Only the number is wanted: how many lines of these entries contain the word "size"?
** Start of Task inputs **
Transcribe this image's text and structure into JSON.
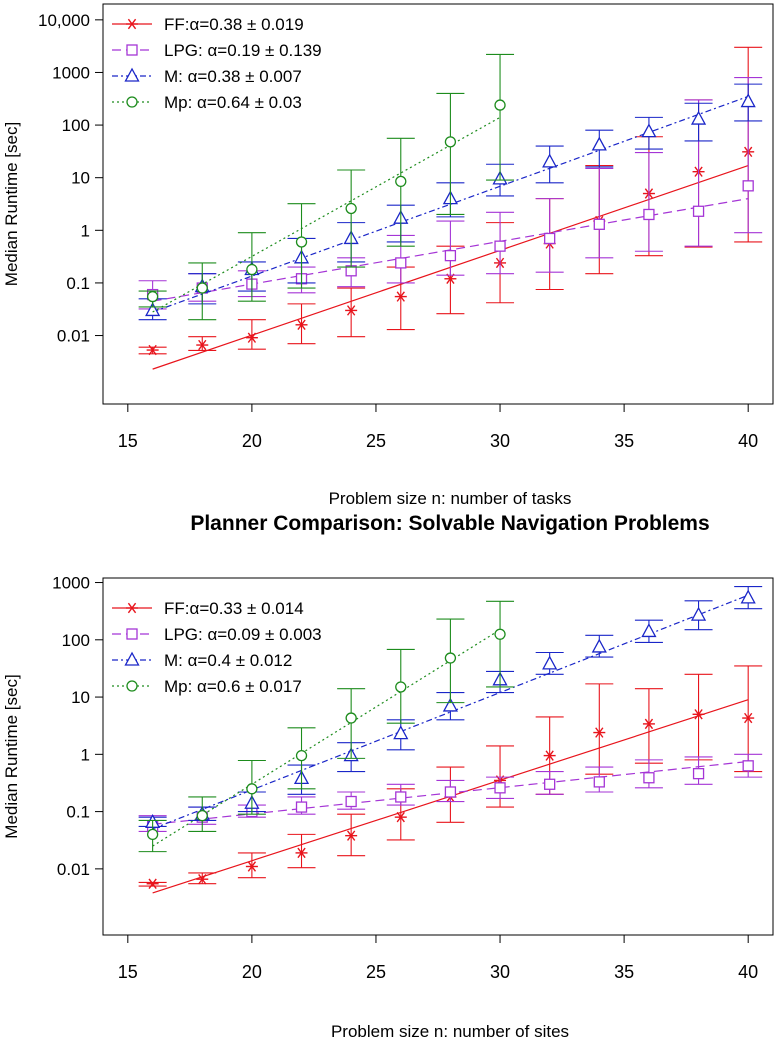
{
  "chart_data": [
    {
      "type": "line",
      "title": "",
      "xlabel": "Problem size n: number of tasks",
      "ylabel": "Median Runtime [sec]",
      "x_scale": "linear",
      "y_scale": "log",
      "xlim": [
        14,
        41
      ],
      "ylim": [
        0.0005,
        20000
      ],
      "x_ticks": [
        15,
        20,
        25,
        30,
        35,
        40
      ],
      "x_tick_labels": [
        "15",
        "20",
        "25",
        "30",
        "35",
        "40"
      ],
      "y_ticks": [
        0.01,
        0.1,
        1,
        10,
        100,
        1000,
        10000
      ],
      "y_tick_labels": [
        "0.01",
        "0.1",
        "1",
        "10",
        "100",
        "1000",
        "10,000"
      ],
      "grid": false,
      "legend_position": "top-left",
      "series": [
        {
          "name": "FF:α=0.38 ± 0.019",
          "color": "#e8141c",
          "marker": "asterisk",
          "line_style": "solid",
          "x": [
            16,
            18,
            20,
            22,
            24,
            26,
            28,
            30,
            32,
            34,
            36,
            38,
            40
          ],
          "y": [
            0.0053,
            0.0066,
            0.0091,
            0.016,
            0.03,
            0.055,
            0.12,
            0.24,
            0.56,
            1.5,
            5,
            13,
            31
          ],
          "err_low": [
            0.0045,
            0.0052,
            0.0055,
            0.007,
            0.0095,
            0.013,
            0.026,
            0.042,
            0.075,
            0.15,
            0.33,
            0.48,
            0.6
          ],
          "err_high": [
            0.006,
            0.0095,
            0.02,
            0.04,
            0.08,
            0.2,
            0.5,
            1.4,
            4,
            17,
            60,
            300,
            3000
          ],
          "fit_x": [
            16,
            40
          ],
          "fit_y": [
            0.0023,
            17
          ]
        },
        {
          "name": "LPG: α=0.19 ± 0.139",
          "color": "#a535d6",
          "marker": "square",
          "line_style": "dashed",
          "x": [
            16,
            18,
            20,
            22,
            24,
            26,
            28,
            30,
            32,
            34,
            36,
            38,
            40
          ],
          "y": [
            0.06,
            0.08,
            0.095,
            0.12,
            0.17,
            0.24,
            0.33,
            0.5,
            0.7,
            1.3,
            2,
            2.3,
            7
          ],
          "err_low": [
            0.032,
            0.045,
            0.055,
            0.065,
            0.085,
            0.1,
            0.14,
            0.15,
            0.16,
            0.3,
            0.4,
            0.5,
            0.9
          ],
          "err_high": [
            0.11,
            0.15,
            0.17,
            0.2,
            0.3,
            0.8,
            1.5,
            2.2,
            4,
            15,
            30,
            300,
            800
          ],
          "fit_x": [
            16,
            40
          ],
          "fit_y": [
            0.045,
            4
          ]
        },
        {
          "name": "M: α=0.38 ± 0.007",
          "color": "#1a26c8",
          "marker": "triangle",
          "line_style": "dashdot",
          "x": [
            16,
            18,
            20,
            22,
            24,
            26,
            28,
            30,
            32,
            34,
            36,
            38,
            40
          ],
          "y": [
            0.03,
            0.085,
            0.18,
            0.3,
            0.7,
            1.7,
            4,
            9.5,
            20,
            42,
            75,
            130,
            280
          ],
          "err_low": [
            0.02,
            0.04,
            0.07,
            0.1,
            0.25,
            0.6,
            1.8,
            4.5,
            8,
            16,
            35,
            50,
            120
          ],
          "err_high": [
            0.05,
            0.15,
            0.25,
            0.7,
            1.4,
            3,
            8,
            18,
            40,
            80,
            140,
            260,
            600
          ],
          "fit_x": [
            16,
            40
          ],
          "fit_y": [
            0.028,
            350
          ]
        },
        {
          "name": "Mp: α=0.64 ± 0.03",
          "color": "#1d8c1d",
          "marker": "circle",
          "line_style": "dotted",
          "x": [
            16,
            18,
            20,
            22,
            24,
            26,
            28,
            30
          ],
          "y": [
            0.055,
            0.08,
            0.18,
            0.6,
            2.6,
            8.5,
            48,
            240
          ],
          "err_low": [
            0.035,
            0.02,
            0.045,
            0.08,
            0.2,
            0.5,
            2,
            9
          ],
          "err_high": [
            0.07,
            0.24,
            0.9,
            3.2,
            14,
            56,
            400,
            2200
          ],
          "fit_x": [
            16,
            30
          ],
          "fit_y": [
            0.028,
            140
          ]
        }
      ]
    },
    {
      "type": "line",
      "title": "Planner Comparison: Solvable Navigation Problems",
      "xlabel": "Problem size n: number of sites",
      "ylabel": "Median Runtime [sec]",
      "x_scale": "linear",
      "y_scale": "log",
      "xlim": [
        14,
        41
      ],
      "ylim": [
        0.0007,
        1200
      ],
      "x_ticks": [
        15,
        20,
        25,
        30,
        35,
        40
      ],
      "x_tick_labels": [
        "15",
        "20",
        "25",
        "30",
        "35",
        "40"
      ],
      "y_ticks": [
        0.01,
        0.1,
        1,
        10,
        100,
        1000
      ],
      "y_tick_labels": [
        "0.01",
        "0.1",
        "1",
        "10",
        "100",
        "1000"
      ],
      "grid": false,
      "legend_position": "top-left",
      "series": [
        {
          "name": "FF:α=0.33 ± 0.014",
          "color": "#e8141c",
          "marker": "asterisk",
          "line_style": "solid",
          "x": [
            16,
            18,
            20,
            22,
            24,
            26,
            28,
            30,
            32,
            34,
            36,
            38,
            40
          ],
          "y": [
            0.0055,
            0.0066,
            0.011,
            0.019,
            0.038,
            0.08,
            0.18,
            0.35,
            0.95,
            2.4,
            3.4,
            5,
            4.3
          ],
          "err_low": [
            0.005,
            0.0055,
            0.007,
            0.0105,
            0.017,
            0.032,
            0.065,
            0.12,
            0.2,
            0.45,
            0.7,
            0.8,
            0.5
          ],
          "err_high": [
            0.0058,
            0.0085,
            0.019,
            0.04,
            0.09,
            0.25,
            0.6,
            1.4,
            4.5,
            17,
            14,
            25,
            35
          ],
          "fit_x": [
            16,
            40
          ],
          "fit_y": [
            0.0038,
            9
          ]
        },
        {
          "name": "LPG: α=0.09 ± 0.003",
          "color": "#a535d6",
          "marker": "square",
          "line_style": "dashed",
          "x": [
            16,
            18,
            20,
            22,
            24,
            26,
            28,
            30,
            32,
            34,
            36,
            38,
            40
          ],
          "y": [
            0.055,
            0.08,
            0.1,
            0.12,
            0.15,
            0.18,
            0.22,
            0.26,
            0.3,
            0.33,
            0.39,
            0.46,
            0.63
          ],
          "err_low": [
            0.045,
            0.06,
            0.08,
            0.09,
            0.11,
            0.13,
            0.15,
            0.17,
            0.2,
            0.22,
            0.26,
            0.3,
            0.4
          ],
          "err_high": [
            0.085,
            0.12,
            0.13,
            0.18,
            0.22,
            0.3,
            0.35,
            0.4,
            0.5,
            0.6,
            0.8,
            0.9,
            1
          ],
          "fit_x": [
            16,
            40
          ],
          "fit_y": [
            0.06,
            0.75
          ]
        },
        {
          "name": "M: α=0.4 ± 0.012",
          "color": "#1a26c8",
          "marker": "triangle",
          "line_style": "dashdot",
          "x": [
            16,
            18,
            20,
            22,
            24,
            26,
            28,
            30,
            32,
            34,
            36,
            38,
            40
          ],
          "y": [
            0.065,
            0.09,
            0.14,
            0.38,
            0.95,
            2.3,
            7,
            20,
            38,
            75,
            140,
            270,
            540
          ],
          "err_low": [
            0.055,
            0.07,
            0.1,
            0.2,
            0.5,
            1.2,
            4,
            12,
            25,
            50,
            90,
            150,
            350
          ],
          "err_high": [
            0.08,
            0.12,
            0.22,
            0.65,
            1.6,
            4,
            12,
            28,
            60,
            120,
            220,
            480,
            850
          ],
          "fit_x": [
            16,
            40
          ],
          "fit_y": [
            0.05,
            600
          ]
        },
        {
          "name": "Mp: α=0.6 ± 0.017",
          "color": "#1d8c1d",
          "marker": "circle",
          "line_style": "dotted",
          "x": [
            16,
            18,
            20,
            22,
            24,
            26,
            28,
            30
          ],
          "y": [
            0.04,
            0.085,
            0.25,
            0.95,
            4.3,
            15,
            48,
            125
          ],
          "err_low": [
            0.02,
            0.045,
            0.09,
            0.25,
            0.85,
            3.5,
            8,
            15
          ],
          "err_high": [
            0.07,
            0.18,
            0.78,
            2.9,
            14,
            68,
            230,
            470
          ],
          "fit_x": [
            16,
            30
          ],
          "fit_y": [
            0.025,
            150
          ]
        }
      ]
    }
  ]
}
** End of Task inputs **
## Result of the exercise:
2